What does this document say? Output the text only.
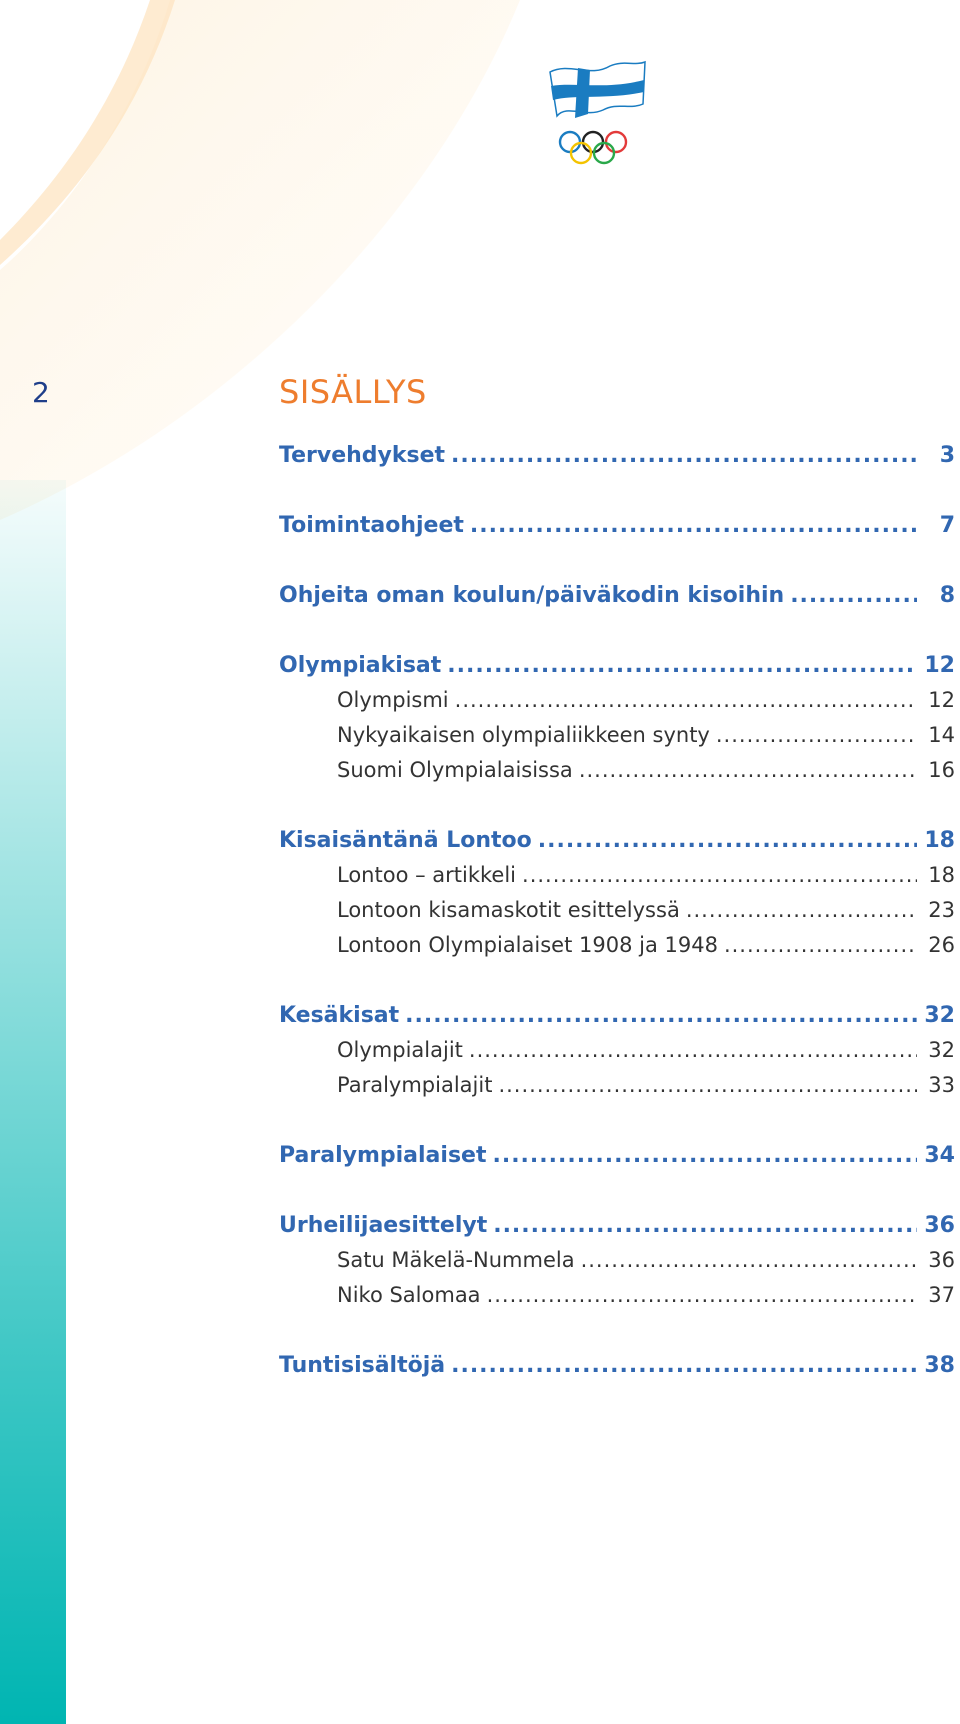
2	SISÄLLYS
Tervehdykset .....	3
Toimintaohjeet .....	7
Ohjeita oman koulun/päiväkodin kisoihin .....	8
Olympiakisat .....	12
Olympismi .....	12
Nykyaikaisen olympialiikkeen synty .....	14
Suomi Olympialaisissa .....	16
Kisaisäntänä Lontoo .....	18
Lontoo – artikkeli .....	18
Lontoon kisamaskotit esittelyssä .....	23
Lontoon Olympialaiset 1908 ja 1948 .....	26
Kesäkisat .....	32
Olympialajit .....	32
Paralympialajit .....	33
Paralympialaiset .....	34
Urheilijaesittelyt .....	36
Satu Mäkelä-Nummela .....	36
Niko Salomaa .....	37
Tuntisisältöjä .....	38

....................

- _Prompt_
Copy the entries exactly. Leave out the images.

- _The solution_
What does this document say? Output the text only.
2	SISÄLLYS
Tervehdykset .....	3
Toimintaohjeet .....	7
Ohjeita oman koulun/päiväkodin kisoihin .....	8
Olympiakisat .....	12
Olympismi .....	12
Nykyaikaisen olympialiikkeen synty .....	14
Suomi Olympialaisissa .....	16
Kisaisäntänä Lontoo .....	18
Lontoo – artikkeli .....	18
Lontoon kisamaskotit esittelyssä .....	23
Lontoon Olympialaiset 1908 ja 1948 .....	26
Kesäkisat .....	32
Olympialajit .....	32
Paralympialajit .....	33
Paralympialaiset .....	34
Urheilijaesittelyt .....	36
Satu Mäkelä-Nummela .....	36
Niko Salomaa .....	37
Tuntisisältöjä .....	38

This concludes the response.